**Exercise requirements:** Lay out every line of the records below as a Markdown table with the columns "Row" and "Record line", numbering each row and omitting blank lines. Leave the pictures out of the table.

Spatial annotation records
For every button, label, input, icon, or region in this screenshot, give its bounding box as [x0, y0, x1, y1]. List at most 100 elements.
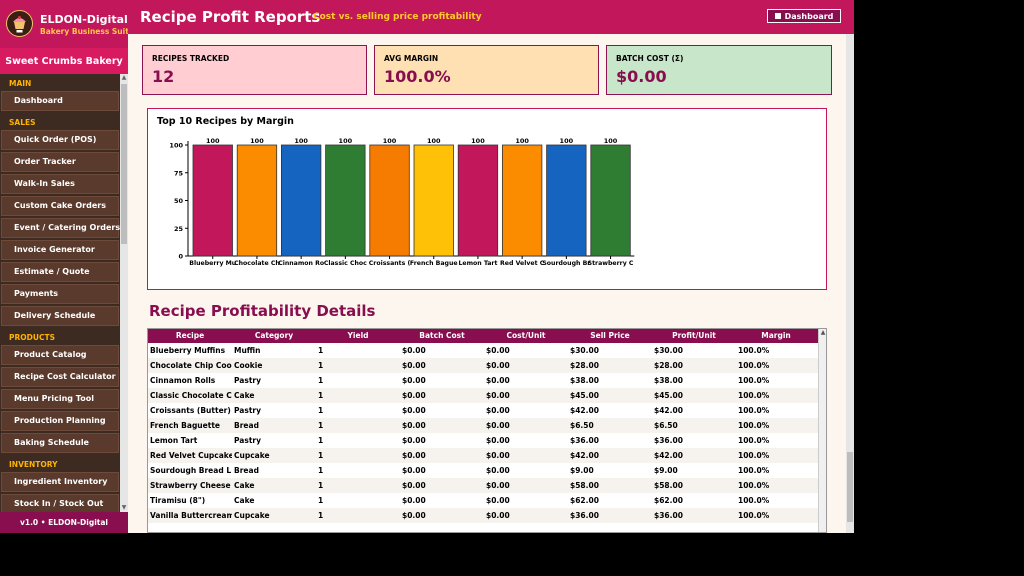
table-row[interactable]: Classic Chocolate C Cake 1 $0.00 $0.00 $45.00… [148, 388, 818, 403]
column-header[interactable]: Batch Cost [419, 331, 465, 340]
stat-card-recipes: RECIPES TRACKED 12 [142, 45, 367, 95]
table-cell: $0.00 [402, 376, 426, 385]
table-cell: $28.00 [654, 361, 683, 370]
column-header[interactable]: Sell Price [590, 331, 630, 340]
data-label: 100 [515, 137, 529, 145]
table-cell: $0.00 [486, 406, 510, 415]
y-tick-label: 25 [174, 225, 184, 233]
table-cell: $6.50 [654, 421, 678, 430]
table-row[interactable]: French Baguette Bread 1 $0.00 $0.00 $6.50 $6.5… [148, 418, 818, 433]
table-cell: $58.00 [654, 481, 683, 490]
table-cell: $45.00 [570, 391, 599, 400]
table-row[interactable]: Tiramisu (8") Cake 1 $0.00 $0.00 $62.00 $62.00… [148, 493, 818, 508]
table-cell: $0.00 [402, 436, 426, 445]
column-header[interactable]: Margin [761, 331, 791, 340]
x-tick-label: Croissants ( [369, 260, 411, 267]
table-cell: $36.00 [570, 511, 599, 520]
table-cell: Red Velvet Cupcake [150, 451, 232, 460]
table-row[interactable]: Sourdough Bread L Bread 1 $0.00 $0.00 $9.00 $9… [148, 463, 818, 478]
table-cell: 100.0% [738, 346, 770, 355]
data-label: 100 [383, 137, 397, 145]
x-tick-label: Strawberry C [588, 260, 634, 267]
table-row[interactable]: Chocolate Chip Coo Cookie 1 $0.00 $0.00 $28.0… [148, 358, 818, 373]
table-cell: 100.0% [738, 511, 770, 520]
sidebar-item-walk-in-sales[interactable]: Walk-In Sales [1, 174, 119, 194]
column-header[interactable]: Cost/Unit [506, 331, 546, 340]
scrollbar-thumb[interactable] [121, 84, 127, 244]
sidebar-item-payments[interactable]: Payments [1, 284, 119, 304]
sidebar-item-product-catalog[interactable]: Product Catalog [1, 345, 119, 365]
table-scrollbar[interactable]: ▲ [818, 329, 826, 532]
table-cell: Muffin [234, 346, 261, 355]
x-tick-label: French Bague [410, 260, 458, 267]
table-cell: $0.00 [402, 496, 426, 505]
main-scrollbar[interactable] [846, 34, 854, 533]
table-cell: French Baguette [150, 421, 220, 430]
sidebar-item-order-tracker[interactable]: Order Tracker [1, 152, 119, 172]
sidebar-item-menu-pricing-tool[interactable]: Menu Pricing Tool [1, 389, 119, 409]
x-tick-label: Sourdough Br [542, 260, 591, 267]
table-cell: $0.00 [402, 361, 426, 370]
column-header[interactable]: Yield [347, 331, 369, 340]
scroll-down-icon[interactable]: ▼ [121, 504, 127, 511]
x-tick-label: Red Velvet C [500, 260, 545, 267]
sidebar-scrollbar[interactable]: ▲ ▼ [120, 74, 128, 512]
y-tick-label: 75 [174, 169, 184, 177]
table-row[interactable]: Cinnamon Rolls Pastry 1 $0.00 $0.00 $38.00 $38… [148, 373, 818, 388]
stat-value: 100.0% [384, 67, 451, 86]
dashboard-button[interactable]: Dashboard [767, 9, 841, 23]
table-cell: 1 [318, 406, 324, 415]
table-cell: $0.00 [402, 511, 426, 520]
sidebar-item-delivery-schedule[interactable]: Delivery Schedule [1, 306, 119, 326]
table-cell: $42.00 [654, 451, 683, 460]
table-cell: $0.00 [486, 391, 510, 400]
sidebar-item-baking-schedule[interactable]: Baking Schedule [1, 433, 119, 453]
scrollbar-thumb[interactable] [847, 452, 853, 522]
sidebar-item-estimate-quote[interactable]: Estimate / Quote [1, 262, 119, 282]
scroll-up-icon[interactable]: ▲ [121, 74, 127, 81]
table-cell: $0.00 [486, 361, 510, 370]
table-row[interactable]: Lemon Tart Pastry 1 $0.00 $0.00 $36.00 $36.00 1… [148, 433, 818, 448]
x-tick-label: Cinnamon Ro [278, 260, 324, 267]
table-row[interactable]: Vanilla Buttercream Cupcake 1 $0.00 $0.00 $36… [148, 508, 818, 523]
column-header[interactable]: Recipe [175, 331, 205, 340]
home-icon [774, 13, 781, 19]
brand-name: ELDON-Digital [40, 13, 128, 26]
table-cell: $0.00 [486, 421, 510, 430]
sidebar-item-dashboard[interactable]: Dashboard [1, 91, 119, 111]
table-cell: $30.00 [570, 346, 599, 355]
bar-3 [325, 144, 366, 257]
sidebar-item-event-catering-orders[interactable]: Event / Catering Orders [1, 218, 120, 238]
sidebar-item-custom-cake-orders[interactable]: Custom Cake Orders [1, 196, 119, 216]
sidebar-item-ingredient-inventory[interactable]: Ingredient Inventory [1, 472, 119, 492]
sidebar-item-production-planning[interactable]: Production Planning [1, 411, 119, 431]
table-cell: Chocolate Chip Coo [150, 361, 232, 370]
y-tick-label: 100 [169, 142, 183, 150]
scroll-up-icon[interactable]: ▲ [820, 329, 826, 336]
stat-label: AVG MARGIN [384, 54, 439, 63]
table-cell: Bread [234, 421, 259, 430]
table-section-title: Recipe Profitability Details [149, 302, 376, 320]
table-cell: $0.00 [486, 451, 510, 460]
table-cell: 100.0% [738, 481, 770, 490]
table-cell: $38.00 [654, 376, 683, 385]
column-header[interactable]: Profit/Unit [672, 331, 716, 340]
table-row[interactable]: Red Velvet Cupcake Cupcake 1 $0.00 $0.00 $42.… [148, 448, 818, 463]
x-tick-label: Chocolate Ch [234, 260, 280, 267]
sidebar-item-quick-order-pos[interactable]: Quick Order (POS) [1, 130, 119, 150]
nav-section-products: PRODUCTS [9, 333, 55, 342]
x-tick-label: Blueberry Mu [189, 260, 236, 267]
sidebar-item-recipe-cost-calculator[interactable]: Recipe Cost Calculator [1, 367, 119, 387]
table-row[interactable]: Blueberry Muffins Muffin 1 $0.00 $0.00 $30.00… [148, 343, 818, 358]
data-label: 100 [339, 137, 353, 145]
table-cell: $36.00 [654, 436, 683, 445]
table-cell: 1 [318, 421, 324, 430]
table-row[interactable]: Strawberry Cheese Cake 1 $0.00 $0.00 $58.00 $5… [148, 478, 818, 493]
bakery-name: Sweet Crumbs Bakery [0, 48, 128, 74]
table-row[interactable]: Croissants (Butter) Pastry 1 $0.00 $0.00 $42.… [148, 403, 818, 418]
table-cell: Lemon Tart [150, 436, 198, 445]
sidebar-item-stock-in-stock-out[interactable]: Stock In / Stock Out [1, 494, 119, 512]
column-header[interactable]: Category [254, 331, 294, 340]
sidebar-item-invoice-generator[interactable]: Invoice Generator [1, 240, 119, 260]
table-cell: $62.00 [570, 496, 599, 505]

**Right answer:**
| Row | Record line |
|---|---|
| 1 | For every button, label, input, icon, or region in this screenshot, give its bounding box as [x0, y0, x1, y1]. List at most 100 elements. |
| 2 | table-row[interactable]: Classic Chocolate C Cake 1 $0.00 $0.00 $45.00… [148, 388, 818, 403] |
| 3 | column-header[interactable]: Batch Cost [419, 331, 465, 340] |
| 4 | stat-card-recipes: RECIPES TRACKED 12 [142, 45, 367, 95] |
| 5 | table-cell: $0.00 [402, 376, 426, 385] |
| 6 | table-cell: $28.00 [654, 361, 683, 370] |
| 7 | column-header[interactable]: Sell Price [590, 331, 630, 340] |
| 8 | data-label: 100 [515, 137, 529, 145] |
| 9 | table-cell: $0.00 [486, 406, 510, 415] |
| 10 | y-tick-label: 25 [174, 225, 184, 233] |
| 11 | table-cell: $6.50 [654, 421, 678, 430] |
| 12 | table-row[interactable]: French Baguette Bread 1 $0.00 $0.00 $6.50 $6.5… [148, 418, 818, 433] |
| 13 | table-cell: $58.00 [654, 481, 683, 490] |
| 14 | table-cell: $45.00 [570, 391, 599, 400] |
| 15 | table-row[interactable]: Tiramisu (8") Cake 1 $0.00 $0.00 $62.00 $62.00… [148, 493, 818, 508] |
| 16 | table-cell: $0.00 [402, 436, 426, 445] |
| 17 | column-header[interactable]: Margin [761, 331, 791, 340] |
| 18 | x-tick-label: Croissants ( [369, 260, 411, 267] |
| 19 | table-cell: $36.00 [570, 511, 599, 520] |
| 20 | table-cell: Red Velvet Cupcake [150, 451, 232, 460] |
| 21 | table-row[interactable]: Sourdough Bread L Bread 1 $0.00 $0.00 $9.00 $9… [148, 463, 818, 478] |
| 22 | table-cell: 100.0% [738, 346, 770, 355] |
| 23 | data-label: 100 [383, 137, 397, 145] |
| 24 | x-tick-label: Strawberry C [588, 260, 634, 267] |
| 25 | table-row[interactable]: Chocolate Chip Coo Cookie 1 $0.00 $0.00 $28.0… [148, 358, 818, 373] |
| 26 | table-cell: 100.0% [738, 511, 770, 520] |
| 27 | sidebar-item-walk-in-sales[interactable]: Walk-In Sales [1, 174, 119, 194] |
| 28 | column-header[interactable]: Cost/Unit [506, 331, 546, 340] |
| 29 | scrollbar-thumb[interactable] [121, 84, 127, 244] |
| 30 | sidebar-item-payments[interactable]: Payments [1, 284, 119, 304] |
| 31 | sidebar-item-product-catalog[interactable]: Product Catalog [1, 345, 119, 365] |
| 32 | table-scrollbar[interactable]: ▲ [818, 329, 826, 532] |
| 33 | table-cell: Muffin [234, 346, 261, 355] |
| 34 | x-tick-label: French Bague [410, 260, 458, 267] |
| 35 | table-cell: $0.00 [402, 496, 426, 505] |
| 36 | main-scrollbar[interactable] [846, 34, 854, 533] |
| 37 | table-cell: French Baguette [150, 421, 220, 430] |
| 38 | sidebar-item-order-tracker[interactable]: Order Tracker [1, 152, 119, 172] |
| 39 | sidebar-item-menu-pricing-tool[interactable]: Menu Pricing Tool [1, 389, 119, 409] |
| 40 | x-tick-label: Sourdough Br [542, 260, 591, 267] |
| 41 | table-cell: $0.00 [402, 361, 426, 370] |
| 42 | column-header[interactable]: Yield [347, 331, 369, 340] |
| 43 | scroll-down-icon[interactable]: ▼ [121, 504, 127, 511] |
| 44 | x-tick-label: Red Velvet C [500, 260, 545, 267] |
| 45 | sidebar-scrollbar[interactable]: ▲ ▼ [120, 74, 128, 512] |
| 46 | y-tick-label: 75 [174, 169, 184, 177] |
| 47 | table-row[interactable]: Cinnamon Rolls Pastry 1 $0.00 $0.00 $38.00 $38… [148, 373, 818, 388] |
| 48 | stat-value: 100.0% [384, 67, 451, 86] |
| 49 | dashboard-button[interactable]: Dashboard [767, 9, 841, 23] |
| 50 | table-cell: 1 [318, 406, 324, 415] |
| 51 | table-cell: $0.00 [402, 511, 426, 520] |
| 52 | sidebar-item-delivery-schedule[interactable]: Delivery Schedule [1, 306, 119, 326] |
| 53 | table-cell: $42.00 [654, 451, 683, 460] |
| 54 | table-cell: $0.00 [486, 391, 510, 400] |
| 55 | sidebar-item-baking-schedule[interactable]: Baking Schedule [1, 433, 119, 453] |
| 56 | scrollbar-thumb[interactable] [847, 452, 853, 522] |
| 57 | sidebar-item-estimate-quote[interactable]: Estimate / Quote [1, 262, 119, 282] |
| 58 | scroll-up-icon[interactable]: ▲ [121, 74, 127, 81] |
| 59 | table-cell: $0.00 [486, 361, 510, 370] |
| 60 | table-row[interactable]: Lemon Tart Pastry 1 $0.00 $0.00 $36.00 $36.00 1… [148, 433, 818, 448] |
| 61 | x-tick-label: Cinnamon Ro [278, 260, 324, 267] |
| 62 | table-row[interactable]: Vanilla Buttercream Cupcake 1 $0.00 $0.00 $36… [148, 508, 818, 523] |
| 63 | column-header[interactable]: Recipe [175, 331, 205, 340] |
| 64 | home-icon [774, 13, 781, 19] |
| 65 | brand-name: ELDON-Digital [40, 13, 128, 26] |
| 66 | table-cell: $0.00 [486, 421, 510, 430] |
| 67 | sidebar-item-dashboard[interactable]: Dashboard [1, 91, 119, 111] |
| 68 | table-cell: $30.00 [570, 346, 599, 355] |
| 69 | bar-3 [325, 144, 366, 257] |
| 70 | sidebar-item-event-catering-orders[interactable]: Event / Catering Orders [1, 218, 120, 238] |
| 71 | sidebar-item-custom-cake-orders[interactable]: Custom Cake Orders [1, 196, 119, 216] |
| 72 | sidebar-item-ingredient-inventory[interactable]: Ingredient Inventory [1, 472, 119, 492] |
| 73 | sidebar-item-production-planning[interactable]: Production Planning [1, 411, 119, 431] |
| 74 | table-cell: Chocolate Chip Coo [150, 361, 232, 370] |
| 75 | y-tick-label: 100 [169, 142, 183, 150] |
| 76 | scroll-up-icon[interactable]: ▲ [820, 329, 826, 336] |
| 77 | stat-label: AVG MARGIN [384, 54, 439, 63] |
| 78 | table-cell: Bread [234, 421, 259, 430] |
| 79 | table-section-title: Recipe Profitability Details [149, 302, 376, 320] |
| 80 | table-cell: $0.00 [486, 451, 510, 460] |
| 81 | table-cell: 100.0% [738, 481, 770, 490] |
| 82 | table-cell: $38.00 [654, 376, 683, 385] |
| 83 | column-header[interactable]: Profit/Unit [672, 331, 716, 340] |
| 84 | table-row[interactable]: Red Velvet Cupcake Cupcake 1 $0.00 $0.00 $42.… [148, 448, 818, 463] |
| 85 | x-tick-label: Chocolate Ch [234, 260, 280, 267] |
| 86 | sidebar-item-quick-order-pos[interactable]: Quick Order (POS) [1, 130, 119, 150] |
| 87 | nav-section-products: PRODUCTS [9, 333, 55, 342] |
| 88 | x-tick-label: Blueberry Mu [189, 260, 236, 267] |
| 89 | sidebar-item-recipe-cost-calculator[interactable]: Recipe Cost Calculator [1, 367, 119, 387] |
| 90 | table-row[interactable]: Blueberry Muffins Muffin 1 $0.00 $0.00 $30.00… [148, 343, 818, 358] |
| 91 | data-label: 100 [339, 137, 353, 145] |
| 92 | table-cell: $36.00 [654, 436, 683, 445] |
| 93 | table-cell: 1 [318, 421, 324, 430] |
| 94 | table-row[interactable]: Strawberry Cheese Cake 1 $0.00 $0.00 $58.00 $5… [148, 478, 818, 493] |
| 95 | bakery-name: Sweet Crumbs Bakery [0, 48, 128, 74] |
| 96 | table-row[interactable]: Croissants (Butter) Pastry 1 $0.00 $0.00 $42.… [148, 403, 818, 418] |
| 97 | table-cell: Lemon Tart [150, 436, 198, 445] |
| 98 | sidebar-item-stock-in-stock-out[interactable]: Stock In / Stock Out [1, 494, 119, 512] |
| 99 | column-header[interactable]: Category [254, 331, 294, 340] |
| 100 | sidebar-item-invoice-generator[interactable]: Invoice Generator [1, 240, 119, 260] |
| 101 | table-cell: $62.00 [570, 496, 599, 505] |